__What you will do__.
Only the pictures stay out; every record is to be quoted exactly.

★ ★ ★

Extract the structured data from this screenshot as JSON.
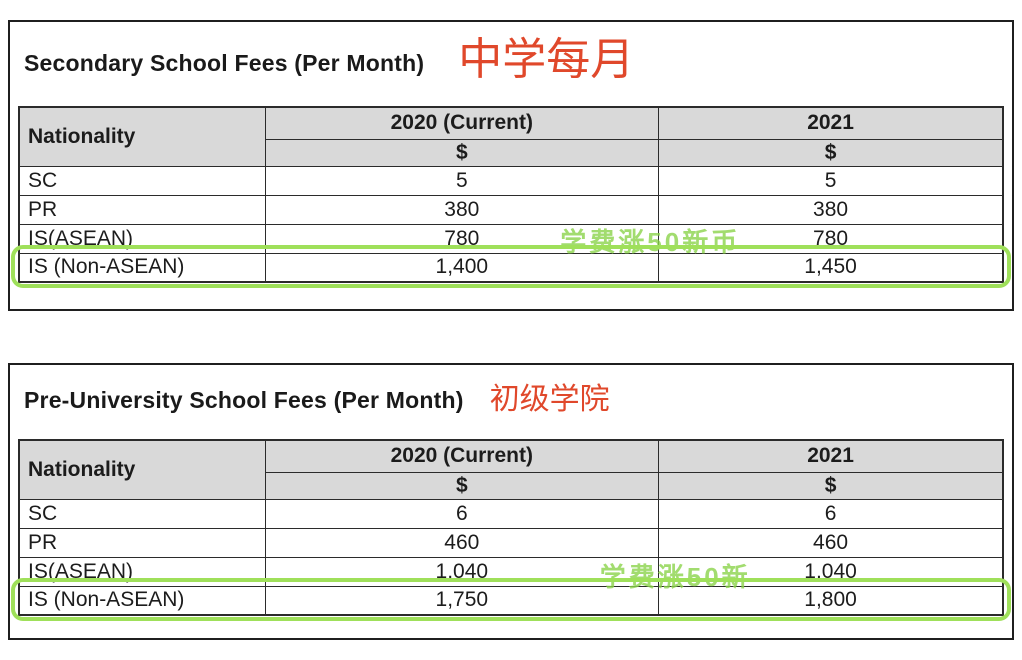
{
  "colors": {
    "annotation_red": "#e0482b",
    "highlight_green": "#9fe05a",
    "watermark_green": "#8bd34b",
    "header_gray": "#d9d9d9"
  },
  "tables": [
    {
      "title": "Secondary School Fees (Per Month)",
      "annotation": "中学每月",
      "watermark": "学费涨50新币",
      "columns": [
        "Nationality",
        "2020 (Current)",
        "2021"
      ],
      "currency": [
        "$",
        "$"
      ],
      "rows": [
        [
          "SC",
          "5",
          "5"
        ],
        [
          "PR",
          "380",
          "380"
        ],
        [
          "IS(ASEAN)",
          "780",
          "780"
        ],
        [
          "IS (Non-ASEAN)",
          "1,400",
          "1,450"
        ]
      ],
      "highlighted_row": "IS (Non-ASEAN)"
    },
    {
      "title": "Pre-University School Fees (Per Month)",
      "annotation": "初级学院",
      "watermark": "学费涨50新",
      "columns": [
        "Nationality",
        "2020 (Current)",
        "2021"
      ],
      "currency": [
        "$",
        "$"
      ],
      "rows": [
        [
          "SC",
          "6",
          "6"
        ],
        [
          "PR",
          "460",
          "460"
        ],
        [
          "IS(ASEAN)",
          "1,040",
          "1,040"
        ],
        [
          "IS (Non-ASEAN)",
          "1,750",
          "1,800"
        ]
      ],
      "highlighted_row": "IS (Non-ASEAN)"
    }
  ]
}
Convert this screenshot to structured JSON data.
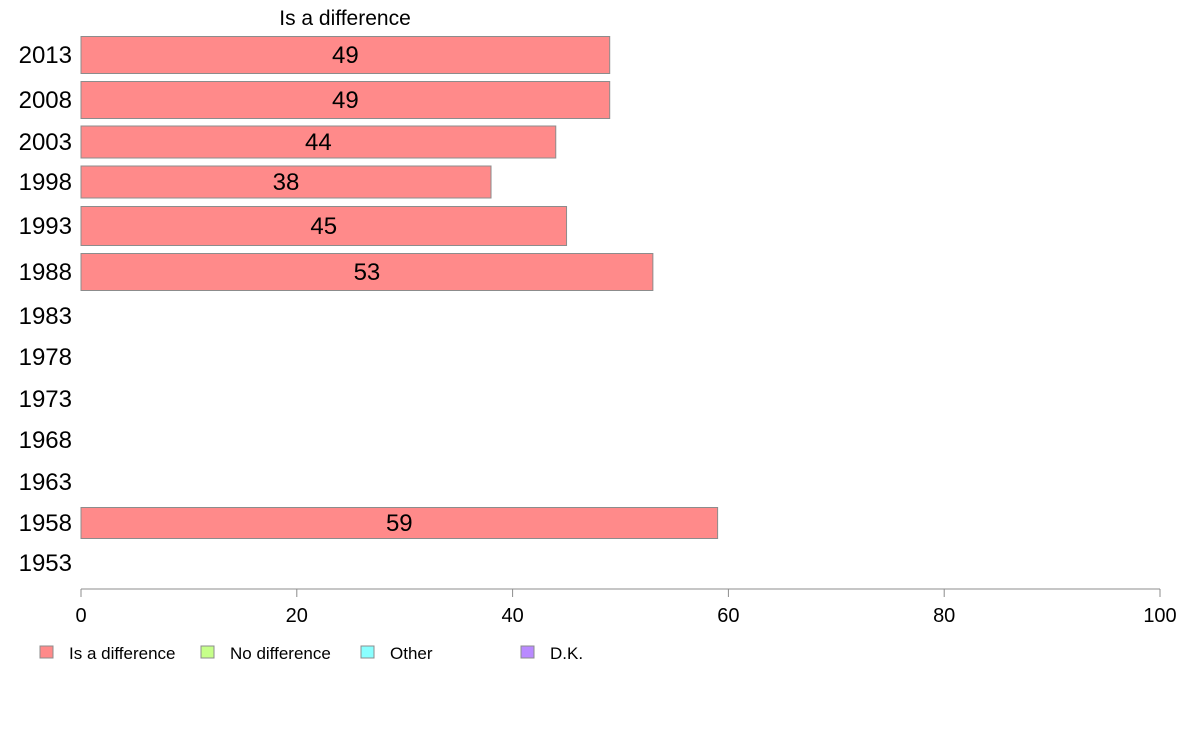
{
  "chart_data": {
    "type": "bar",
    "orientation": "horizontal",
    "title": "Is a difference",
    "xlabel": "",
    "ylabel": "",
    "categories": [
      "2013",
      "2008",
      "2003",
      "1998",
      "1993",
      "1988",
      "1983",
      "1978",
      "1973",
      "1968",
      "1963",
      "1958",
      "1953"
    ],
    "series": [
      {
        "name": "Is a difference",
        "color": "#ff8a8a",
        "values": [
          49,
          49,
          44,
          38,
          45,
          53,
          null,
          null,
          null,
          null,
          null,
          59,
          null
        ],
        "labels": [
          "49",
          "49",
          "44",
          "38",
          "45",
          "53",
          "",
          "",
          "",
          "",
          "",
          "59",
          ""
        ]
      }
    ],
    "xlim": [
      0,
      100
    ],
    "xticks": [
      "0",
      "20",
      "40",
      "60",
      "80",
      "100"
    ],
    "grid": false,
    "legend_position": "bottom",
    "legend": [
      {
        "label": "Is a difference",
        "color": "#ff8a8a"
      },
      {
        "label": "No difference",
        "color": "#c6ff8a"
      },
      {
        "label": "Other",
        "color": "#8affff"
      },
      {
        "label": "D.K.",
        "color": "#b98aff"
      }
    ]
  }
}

★ ★ ★

__Finished exercise__.
Extract the structured data from this screenshot as JSON.
{
  "colors": {
    "annotation_red": "#e0482b",
    "highlight_green": "#9fe05a",
    "watermark_green": "#8bd34b",
    "header_gray": "#d9d9d9"
  },
  "tables": [
    {
      "title": "Secondary School Fees (Per Month)",
      "annotation": "中学每月",
      "watermark": "学费涨50新币",
      "columns": [
        "Nationality",
        "2020 (Current)",
        "2021"
      ],
      "currency": [
        "$",
        "$"
      ],
      "rows": [
        [
          "SC",
          "5",
          "5"
        ],
        [
          "PR",
          "380",
          "380"
        ],
        [
          "IS(ASEAN)",
          "780",
          "780"
        ],
        [
          "IS (Non-ASEAN)",
          "1,400",
          "1,450"
        ]
      ],
      "highlighted_row": "IS (Non-ASEAN)"
    },
    {
      "title": "Pre-University School Fees (Per Month)",
      "annotation": "初级学院",
      "watermark": "学费涨50新",
      "columns": [
        "Nationality",
        "2020 (Current)",
        "2021"
      ],
      "currency": [
        "$",
        "$"
      ],
      "rows": [
        [
          "SC",
          "6",
          "6"
        ],
        [
          "PR",
          "460",
          "460"
        ],
        [
          "IS(ASEAN)",
          "1,040",
          "1,040"
        ],
        [
          "IS (Non-ASEAN)",
          "1,750",
          "1,800"
        ]
      ],
      "highlighted_row": "IS (Non-ASEAN)"
    }
  ]
}
Convert this screenshot to structured JSON data.
{
  "chart_data": {
    "type": "bar",
    "orientation": "horizontal",
    "title": "Is a difference",
    "xlabel": "",
    "ylabel": "",
    "categories": [
      "2013",
      "2008",
      "2003",
      "1998",
      "1993",
      "1988",
      "1983",
      "1978",
      "1973",
      "1968",
      "1963",
      "1958",
      "1953"
    ],
    "series": [
      {
        "name": "Is a difference",
        "color": "#ff8a8a",
        "values": [
          49,
          49,
          44,
          38,
          45,
          53,
          null,
          null,
          null,
          null,
          null,
          59,
          null
        ],
        "labels": [
          "49",
          "49",
          "44",
          "38",
          "45",
          "53",
          "",
          "",
          "",
          "",
          "",
          "59",
          ""
        ]
      }
    ],
    "xlim": [
      0,
      100
    ],
    "xticks": [
      "0",
      "20",
      "40",
      "60",
      "80",
      "100"
    ],
    "grid": false,
    "legend_position": "bottom",
    "legend": [
      {
        "label": "Is a difference",
        "color": "#ff8a8a"
      },
      {
        "label": "No difference",
        "color": "#c6ff8a"
      },
      {
        "label": "Other",
        "color": "#8affff"
      },
      {
        "label": "D.K.",
        "color": "#b98aff"
      }
    ]
  }
}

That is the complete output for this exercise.